### WHAT IS EXPECTED
Copy out every line of the material below word for word, with no changes.
[START INPUT FOR THIS TASK]
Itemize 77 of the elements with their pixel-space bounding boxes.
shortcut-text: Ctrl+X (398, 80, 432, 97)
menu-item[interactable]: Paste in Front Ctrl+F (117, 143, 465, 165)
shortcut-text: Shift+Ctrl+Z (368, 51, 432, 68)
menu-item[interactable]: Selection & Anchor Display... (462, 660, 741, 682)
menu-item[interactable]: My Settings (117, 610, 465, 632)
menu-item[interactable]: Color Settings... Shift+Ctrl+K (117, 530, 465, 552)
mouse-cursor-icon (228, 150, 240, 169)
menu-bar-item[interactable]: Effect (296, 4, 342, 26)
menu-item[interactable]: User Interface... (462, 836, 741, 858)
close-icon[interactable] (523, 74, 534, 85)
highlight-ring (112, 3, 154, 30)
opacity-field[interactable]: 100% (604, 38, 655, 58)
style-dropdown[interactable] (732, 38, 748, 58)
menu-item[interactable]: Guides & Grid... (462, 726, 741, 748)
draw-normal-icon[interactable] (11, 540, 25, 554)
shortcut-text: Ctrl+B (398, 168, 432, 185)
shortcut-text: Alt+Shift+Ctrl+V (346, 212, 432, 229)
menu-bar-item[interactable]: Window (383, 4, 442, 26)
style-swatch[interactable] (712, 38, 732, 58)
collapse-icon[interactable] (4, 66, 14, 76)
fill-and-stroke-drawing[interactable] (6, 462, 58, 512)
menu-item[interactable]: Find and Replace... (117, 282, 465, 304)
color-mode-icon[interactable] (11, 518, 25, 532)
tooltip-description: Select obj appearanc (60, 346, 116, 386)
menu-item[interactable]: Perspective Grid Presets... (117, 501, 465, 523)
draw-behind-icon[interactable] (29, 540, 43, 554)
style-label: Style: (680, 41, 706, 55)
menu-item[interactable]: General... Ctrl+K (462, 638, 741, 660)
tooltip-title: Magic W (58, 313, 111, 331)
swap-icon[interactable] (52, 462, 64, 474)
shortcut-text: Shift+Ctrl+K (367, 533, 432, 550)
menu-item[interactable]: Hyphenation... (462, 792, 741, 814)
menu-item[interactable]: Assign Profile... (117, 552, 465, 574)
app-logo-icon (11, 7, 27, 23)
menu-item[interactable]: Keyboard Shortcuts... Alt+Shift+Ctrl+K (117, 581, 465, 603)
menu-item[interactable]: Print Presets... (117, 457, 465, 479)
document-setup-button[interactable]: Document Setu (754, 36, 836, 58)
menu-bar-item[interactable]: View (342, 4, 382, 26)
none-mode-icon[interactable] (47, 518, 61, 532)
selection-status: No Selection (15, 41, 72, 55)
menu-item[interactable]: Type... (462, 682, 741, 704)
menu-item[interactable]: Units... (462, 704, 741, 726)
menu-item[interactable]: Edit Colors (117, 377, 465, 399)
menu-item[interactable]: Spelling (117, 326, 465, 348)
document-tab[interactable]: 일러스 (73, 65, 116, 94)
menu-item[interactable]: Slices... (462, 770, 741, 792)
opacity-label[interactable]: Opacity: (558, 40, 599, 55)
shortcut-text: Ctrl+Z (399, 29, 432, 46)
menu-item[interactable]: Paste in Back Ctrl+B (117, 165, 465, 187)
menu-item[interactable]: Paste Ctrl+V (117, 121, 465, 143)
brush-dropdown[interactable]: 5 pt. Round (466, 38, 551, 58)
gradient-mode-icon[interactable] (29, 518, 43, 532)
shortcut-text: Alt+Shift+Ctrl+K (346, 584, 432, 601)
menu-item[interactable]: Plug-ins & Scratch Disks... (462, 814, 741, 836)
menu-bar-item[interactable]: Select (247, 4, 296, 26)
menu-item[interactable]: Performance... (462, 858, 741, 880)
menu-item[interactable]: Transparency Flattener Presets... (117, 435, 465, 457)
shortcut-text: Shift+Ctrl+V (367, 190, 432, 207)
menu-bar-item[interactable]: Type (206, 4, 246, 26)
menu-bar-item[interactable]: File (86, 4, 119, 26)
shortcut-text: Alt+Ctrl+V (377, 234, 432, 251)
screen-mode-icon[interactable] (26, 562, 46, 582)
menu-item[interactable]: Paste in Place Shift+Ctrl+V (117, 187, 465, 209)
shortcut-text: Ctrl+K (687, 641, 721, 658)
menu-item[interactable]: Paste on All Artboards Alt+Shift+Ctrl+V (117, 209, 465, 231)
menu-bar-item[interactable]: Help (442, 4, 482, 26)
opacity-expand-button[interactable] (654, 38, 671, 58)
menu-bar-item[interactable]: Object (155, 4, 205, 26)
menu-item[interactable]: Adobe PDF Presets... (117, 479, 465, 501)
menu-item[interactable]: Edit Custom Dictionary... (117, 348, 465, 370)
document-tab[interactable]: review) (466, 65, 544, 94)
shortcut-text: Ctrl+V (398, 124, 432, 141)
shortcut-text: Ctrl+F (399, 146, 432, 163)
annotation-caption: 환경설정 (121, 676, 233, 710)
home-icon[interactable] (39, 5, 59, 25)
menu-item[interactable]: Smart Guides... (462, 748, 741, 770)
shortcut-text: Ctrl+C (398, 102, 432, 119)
[END INPUT FOR THIS TASK]
### ANSWER FOR THE TASK
Itemize 77 of the elements with their pixel-space bounding boxes.
shortcut-text: Ctrl+X (398, 80, 432, 97)
menu-item[interactable]: Paste in Front Ctrl+F (117, 143, 465, 165)
shortcut-text: Shift+Ctrl+Z (368, 51, 432, 68)
menu-item[interactable]: Selection & Anchor Display... (462, 660, 741, 682)
menu-item[interactable]: My Settings (117, 610, 465, 632)
menu-item[interactable]: Color Settings... Shift+Ctrl+K (117, 530, 465, 552)
mouse-cursor-icon (228, 150, 240, 169)
menu-bar-item[interactable]: Effect (296, 4, 342, 26)
menu-item[interactable]: User Interface... (462, 836, 741, 858)
close-icon[interactable] (523, 74, 534, 85)
highlight-ring (112, 3, 154, 30)
opacity-field[interactable]: 100% (604, 38, 655, 58)
style-dropdown[interactable] (732, 38, 748, 58)
menu-item[interactable]: Guides & Grid... (462, 726, 741, 748)
draw-normal-icon[interactable] (11, 540, 25, 554)
shortcut-text: Ctrl+B (398, 168, 432, 185)
shortcut-text: Alt+Shift+Ctrl+V (346, 212, 432, 229)
menu-bar-item[interactable]: Window (383, 4, 442, 26)
style-swatch[interactable] (712, 38, 732, 58)
collapse-icon[interactable] (4, 66, 14, 76)
fill-and-stroke-drawing[interactable] (6, 462, 58, 512)
menu-item[interactable]: Find and Replace... (117, 282, 465, 304)
color-mode-icon[interactable] (11, 518, 25, 532)
tooltip-description: Select obj appearanc (60, 346, 116, 386)
menu-item[interactable]: Perspective Grid Presets... (117, 501, 465, 523)
draw-behind-icon[interactable] (29, 540, 43, 554)
style-label: Style: (680, 41, 706, 55)
menu-item[interactable]: General... Ctrl+K (462, 638, 741, 660)
tooltip-title: Magic W (58, 313, 111, 331)
swap-icon[interactable] (52, 462, 64, 474)
shortcut-text: Shift+Ctrl+K (367, 533, 432, 550)
menu-item[interactable]: Hyphenation... (462, 792, 741, 814)
menu-item[interactable]: Assign Profile... (117, 552, 465, 574)
app-logo-icon (11, 7, 27, 23)
menu-item[interactable]: Keyboard Shortcuts... Alt+Shift+Ctrl+K (117, 581, 465, 603)
menu-item[interactable]: Print Presets... (117, 457, 465, 479)
document-setup-button[interactable]: Document Setu (754, 36, 836, 58)
menu-bar-item[interactable]: View (342, 4, 382, 26)
none-mode-icon[interactable] (47, 518, 61, 532)
selection-status: No Selection (15, 41, 72, 55)
menu-item[interactable]: Type... (462, 682, 741, 704)
menu-item[interactable]: Units... (462, 704, 741, 726)
menu-item[interactable]: Edit Colors (117, 377, 465, 399)
menu-item[interactable]: Spelling (117, 326, 465, 348)
document-tab[interactable]: 일러스 (73, 65, 116, 94)
menu-item[interactable]: Slices... (462, 770, 741, 792)
opacity-label[interactable]: Opacity: (558, 40, 599, 55)
shortcut-text: Ctrl+Z (399, 29, 432, 46)
menu-item[interactable]: Paste in Back Ctrl+B (117, 165, 465, 187)
menu-item[interactable]: Paste Ctrl+V (117, 121, 465, 143)
brush-dropdown[interactable]: 5 pt. Round (466, 38, 551, 58)
gradient-mode-icon[interactable] (29, 518, 43, 532)
shortcut-text: Alt+Shift+Ctrl+K (346, 584, 432, 601)
menu-item[interactable]: Plug-ins & Scratch Disks... (462, 814, 741, 836)
menu-bar-item[interactable]: Select (247, 4, 296, 26)
menu-item[interactable]: Performance... (462, 858, 741, 880)
menu-item[interactable]: Transparency Flattener Presets... (117, 435, 465, 457)
shortcut-text: Shift+Ctrl+V (367, 190, 432, 207)
menu-bar-item[interactable]: Type (206, 4, 246, 26)
menu-bar-item[interactable]: File (86, 4, 119, 26)
shortcut-text: Alt+Ctrl+V (377, 234, 432, 251)
screen-mode-icon[interactable] (26, 562, 46, 582)
menu-item[interactable]: Paste in Place Shift+Ctrl+V (117, 187, 465, 209)
shortcut-text: Ctrl+K (687, 641, 721, 658)
menu-item[interactable]: Paste on All Artboards Alt+Shift+Ctrl+V (117, 209, 465, 231)
menu-bar-item[interactable]: Help (442, 4, 482, 26)
opacity-expand-button[interactable] (654, 38, 671, 58)
menu-bar-item[interactable]: Object (155, 4, 205, 26)
menu-item[interactable]: Adobe PDF Presets... (117, 479, 465, 501)
menu-item[interactable]: Edit Custom Dictionary... (117, 348, 465, 370)
document-tab[interactable]: review) (466, 65, 544, 94)
shortcut-text: Ctrl+V (398, 124, 432, 141)
shortcut-text: Ctrl+F (399, 146, 432, 163)
annotation-caption: 환경설정 (121, 676, 233, 710)
home-icon[interactable] (39, 5, 59, 25)
menu-item[interactable]: Smart Guides... (462, 748, 741, 770)
shortcut-text: Ctrl+C (398, 102, 432, 119)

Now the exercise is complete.